* [WHAT YOU NEED TO DO]: Give only the number of lines that include the string "frac".

* [RECORDS PROVIDED]:
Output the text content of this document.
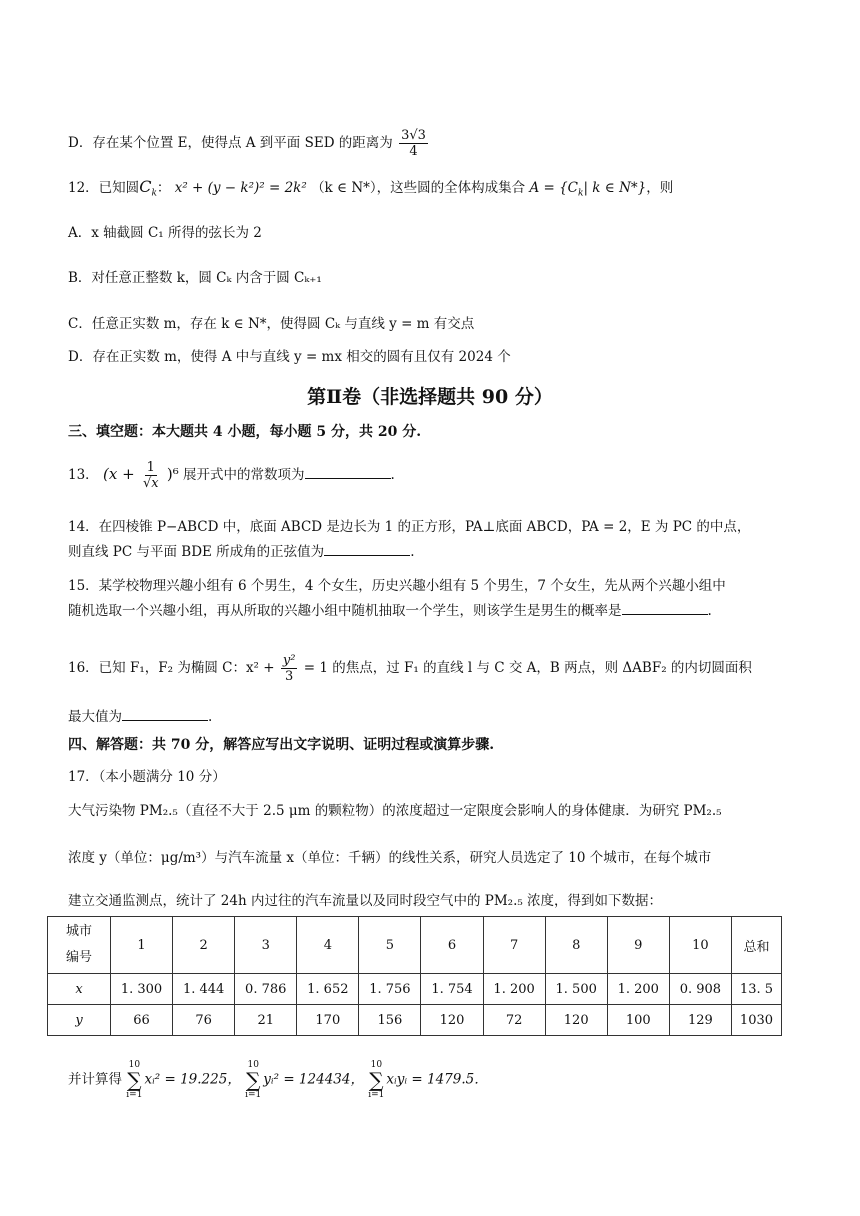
D．存在某个位置 E，使得点 A 到平面 SED 的距离为 $\frac{3√3}{4}$
12．已知圆$C_k$： x² + (y − k²)² = 2k² （k ∈ N*），这些圆的全体构成集合 $A = \{C_k|$ k ∈ N*}，则
A．x 轴截圆 C₁ 所得的弦长为 2
B．对任意正整数 k，圆 Cₖ 内含于圆 Cₖ₊₁
C．任意正实数 m，存在 k ∈ N*，使得圆 Cₖ 与直线 y = m 有交点
D．存在正实数 m，使得 A 中与直线 y = mx 相交的圆有且仅有 2024 个
第Ⅱ卷（非选择题共 90 分）
三、填空题：本大题共 4 小题，每小题 5 分，共 20 分.
13． $(x + \frac{1}{√x} )^6$ 展开式中的常数项为	.
14．在四棱锥 P−ABCD 中，底面 ABCD 是边长为 1 的正方形，PA⊥底面 ABCD，PA = 2，E 为 PC 的中点，
则直线 PC 与平面 BDE 所成角的正弦值为	.
15．某学校物理兴趣小组有 6 个男生，4 个女生，历史兴趣小组有 5 个男生，7 个女生，先从两个兴趣小组中
随机选取一个兴趣小组，再从所取的兴趣小组中随机抽取一个学生，则该学生是男生的概率是	.
16．已知 F₁，F₂ 为椭圆 C：$x^2 + \frac{\text{y²}}{3} = 1$ 的焦点，过 F₁ 的直线 l 与 C 交 A，B 两点，则 ΔABF₂ 的内切圆面积
最大值为	.
四、解答题：共 70 分，解答应写出文字说明、证明过程或演算步骤.
17．（本小题满分 10 分）
大气污染物 PM₂.₅（直径不大于 2.5 μm 的颗粒物）的浓度超过一定限度会影响人的身体健康．为研究 PM₂.₅
浓度 y（单位：μg/m³）与汽车流量 x（单位：千辆）的线性关系，研究人员选定了 10 个城市，在每个城市
建立交通监测点，统计了 24h 内过往的汽车流量以及同时段空气中的 PM₂.₅ 浓度，得到如下数据：
城市
编号	1	2	3	4	5	6	7	8	9	10	总和
x	1. 300	1. 444	0. 786	1. 652	1. 756	1. 754	1. 200	1. 500	1. 200	0. 908	13. 5
y	66	76	21	170	156	120	72	120	100	129	1030
并计算得
10
∑
i=1
xᵢ² = 19.225，
10
∑
i=1
yᵢ² = 124434，
10
∑
i=1
xᵢyᵢ = 1479.5．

* [TASK RESULT]: 3